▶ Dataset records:
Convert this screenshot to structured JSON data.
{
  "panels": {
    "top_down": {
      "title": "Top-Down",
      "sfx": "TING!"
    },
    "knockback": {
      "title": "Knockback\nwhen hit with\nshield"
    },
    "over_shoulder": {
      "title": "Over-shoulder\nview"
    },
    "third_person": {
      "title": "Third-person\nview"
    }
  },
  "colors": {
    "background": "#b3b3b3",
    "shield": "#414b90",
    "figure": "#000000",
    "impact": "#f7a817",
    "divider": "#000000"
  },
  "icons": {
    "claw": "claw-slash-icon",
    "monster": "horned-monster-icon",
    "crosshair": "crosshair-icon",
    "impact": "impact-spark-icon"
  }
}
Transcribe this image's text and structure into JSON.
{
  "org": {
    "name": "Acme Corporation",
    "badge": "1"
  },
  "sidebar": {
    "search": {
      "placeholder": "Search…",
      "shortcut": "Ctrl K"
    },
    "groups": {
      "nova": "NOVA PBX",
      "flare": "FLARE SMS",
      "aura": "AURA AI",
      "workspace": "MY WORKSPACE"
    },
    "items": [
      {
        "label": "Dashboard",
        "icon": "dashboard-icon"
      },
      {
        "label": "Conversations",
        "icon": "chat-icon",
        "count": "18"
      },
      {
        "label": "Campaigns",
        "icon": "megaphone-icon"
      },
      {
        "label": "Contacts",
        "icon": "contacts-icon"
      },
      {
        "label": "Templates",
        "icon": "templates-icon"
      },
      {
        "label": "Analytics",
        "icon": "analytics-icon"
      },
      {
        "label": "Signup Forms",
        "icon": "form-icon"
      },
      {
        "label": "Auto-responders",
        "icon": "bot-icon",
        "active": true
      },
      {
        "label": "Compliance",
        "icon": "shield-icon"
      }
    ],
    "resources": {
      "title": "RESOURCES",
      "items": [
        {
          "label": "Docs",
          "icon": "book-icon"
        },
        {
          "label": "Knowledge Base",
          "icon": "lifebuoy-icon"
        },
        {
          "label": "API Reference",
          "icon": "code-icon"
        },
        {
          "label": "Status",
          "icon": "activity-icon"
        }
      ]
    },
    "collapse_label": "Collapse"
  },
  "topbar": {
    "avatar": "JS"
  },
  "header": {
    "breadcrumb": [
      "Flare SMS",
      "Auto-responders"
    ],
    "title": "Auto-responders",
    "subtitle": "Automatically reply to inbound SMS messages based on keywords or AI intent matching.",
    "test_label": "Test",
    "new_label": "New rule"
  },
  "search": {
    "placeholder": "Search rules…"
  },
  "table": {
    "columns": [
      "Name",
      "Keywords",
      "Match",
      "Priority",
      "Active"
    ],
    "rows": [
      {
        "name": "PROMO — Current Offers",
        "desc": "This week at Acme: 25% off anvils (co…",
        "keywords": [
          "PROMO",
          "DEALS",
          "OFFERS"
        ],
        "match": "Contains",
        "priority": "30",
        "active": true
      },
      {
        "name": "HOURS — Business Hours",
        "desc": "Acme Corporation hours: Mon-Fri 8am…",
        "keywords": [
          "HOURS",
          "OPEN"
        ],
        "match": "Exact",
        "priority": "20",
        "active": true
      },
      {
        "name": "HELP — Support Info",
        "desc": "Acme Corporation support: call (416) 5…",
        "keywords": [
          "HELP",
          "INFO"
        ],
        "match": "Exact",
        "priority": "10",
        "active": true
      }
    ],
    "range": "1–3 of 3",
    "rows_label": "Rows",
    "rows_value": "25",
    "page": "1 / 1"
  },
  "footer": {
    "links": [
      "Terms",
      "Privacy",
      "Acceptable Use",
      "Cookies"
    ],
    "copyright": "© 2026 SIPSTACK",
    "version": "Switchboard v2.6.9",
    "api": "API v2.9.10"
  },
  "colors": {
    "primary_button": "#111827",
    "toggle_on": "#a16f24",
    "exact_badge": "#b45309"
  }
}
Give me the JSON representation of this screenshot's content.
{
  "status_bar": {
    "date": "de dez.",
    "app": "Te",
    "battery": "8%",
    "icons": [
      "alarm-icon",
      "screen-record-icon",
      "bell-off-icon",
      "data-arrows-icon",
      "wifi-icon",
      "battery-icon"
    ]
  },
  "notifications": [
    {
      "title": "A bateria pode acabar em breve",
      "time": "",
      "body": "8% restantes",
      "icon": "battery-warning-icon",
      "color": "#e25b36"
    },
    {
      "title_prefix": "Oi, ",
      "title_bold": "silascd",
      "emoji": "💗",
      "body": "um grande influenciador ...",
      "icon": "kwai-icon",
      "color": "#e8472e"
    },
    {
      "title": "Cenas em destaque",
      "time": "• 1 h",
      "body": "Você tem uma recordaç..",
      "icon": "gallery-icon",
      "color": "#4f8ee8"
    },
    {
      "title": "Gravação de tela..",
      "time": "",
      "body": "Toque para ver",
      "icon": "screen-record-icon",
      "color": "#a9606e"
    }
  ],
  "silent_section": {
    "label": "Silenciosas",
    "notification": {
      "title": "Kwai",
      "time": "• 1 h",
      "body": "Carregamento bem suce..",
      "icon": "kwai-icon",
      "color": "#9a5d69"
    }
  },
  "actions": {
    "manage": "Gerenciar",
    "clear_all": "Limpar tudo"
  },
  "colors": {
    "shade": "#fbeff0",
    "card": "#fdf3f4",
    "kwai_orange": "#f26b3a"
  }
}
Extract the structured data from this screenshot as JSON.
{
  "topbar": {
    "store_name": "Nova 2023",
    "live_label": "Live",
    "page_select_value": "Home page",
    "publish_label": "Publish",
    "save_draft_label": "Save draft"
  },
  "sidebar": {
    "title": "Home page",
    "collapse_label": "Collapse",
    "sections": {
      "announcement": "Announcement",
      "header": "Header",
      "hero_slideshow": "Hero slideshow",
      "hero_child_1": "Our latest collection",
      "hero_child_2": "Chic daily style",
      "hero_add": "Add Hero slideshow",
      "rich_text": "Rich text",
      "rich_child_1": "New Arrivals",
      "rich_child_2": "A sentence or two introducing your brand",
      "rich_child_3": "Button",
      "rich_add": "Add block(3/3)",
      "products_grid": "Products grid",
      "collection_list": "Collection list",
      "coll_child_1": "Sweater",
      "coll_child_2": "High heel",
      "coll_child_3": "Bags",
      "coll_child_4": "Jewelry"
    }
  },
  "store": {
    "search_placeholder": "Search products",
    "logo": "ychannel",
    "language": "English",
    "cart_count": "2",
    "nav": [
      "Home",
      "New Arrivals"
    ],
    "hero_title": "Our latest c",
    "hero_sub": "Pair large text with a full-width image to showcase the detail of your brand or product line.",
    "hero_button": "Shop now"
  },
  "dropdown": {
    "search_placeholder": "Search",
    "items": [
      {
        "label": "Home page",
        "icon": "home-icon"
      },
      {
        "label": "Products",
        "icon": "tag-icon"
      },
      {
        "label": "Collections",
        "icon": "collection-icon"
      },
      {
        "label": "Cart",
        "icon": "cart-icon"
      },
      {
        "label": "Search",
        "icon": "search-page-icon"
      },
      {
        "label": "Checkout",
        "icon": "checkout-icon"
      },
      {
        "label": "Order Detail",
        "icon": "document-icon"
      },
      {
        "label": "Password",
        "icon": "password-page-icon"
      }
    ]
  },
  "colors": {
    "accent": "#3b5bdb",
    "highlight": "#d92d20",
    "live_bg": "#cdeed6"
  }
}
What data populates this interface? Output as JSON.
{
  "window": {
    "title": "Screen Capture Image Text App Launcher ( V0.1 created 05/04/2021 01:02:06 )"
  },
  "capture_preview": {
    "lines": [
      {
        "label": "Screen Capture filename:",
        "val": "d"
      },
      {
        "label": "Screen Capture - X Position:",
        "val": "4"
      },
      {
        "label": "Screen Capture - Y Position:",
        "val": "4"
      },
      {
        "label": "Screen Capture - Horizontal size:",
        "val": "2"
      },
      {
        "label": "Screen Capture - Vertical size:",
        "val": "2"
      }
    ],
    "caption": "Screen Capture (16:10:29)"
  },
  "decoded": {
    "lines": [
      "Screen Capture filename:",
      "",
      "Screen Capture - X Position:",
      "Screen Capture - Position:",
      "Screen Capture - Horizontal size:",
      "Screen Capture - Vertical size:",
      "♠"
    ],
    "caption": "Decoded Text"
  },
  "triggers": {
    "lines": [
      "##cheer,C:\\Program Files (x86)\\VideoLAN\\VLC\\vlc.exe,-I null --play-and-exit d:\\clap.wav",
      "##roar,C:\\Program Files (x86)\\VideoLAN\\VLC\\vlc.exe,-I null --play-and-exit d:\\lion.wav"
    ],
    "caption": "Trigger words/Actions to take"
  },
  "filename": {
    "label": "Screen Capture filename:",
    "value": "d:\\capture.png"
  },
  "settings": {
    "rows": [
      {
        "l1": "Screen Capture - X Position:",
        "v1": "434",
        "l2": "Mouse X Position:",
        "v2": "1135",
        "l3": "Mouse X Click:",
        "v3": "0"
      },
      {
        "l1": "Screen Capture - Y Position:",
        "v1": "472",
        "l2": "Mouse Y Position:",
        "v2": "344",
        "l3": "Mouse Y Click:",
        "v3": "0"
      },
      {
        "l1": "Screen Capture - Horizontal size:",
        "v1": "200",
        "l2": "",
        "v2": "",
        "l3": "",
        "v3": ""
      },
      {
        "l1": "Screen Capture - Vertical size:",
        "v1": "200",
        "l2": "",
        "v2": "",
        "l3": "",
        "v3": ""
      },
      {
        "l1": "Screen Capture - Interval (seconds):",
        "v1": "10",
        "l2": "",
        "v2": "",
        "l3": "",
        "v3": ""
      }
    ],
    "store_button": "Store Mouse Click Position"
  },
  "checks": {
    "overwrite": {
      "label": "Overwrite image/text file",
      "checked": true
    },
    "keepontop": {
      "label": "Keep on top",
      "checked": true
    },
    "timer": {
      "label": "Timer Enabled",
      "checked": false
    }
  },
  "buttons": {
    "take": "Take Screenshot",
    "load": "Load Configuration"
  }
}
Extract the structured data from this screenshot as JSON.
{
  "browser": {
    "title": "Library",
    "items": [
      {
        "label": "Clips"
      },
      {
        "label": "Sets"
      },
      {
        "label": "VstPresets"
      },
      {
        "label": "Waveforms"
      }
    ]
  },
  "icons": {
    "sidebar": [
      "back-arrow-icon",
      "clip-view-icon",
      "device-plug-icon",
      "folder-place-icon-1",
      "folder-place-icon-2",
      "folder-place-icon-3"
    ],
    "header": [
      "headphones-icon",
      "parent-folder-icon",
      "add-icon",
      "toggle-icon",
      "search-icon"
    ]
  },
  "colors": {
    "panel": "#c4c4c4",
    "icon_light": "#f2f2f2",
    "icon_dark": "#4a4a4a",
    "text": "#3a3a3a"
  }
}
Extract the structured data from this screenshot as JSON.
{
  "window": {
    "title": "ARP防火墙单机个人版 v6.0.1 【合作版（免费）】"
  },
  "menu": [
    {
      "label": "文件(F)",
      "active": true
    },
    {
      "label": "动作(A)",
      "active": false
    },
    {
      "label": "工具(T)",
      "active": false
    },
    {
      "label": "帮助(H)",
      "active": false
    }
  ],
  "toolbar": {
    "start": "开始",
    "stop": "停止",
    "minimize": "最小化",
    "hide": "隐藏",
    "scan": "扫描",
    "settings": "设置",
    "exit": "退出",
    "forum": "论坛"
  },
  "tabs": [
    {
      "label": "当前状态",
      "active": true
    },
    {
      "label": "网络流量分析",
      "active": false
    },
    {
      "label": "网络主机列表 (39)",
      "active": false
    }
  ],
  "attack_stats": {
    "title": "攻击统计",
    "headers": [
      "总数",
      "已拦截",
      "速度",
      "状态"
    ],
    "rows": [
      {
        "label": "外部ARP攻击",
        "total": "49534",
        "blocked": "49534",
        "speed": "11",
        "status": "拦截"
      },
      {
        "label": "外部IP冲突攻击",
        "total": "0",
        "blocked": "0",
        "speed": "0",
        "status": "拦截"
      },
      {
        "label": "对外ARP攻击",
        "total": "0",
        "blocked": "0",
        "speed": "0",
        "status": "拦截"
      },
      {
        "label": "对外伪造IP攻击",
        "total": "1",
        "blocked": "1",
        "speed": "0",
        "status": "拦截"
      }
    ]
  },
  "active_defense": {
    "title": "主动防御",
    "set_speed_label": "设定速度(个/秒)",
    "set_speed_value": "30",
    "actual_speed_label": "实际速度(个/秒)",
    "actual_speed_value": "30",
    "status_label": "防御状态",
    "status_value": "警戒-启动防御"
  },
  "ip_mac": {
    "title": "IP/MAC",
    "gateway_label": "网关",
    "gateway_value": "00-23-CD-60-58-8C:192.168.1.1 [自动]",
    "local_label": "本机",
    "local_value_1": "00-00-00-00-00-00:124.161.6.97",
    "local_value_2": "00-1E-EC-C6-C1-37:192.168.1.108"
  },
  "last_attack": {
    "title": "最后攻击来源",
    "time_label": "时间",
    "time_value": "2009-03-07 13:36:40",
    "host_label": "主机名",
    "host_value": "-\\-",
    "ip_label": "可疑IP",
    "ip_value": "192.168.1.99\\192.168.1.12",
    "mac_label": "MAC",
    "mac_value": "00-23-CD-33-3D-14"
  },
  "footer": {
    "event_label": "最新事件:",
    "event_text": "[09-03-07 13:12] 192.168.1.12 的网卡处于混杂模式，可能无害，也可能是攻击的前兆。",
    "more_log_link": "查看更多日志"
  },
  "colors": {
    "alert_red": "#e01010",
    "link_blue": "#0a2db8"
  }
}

▶ WHAT YOU NEED TO DO:
Indicate how many lines of the material include the word "desc"; the number alone is required.

▶ OUTPUT BELOW:
3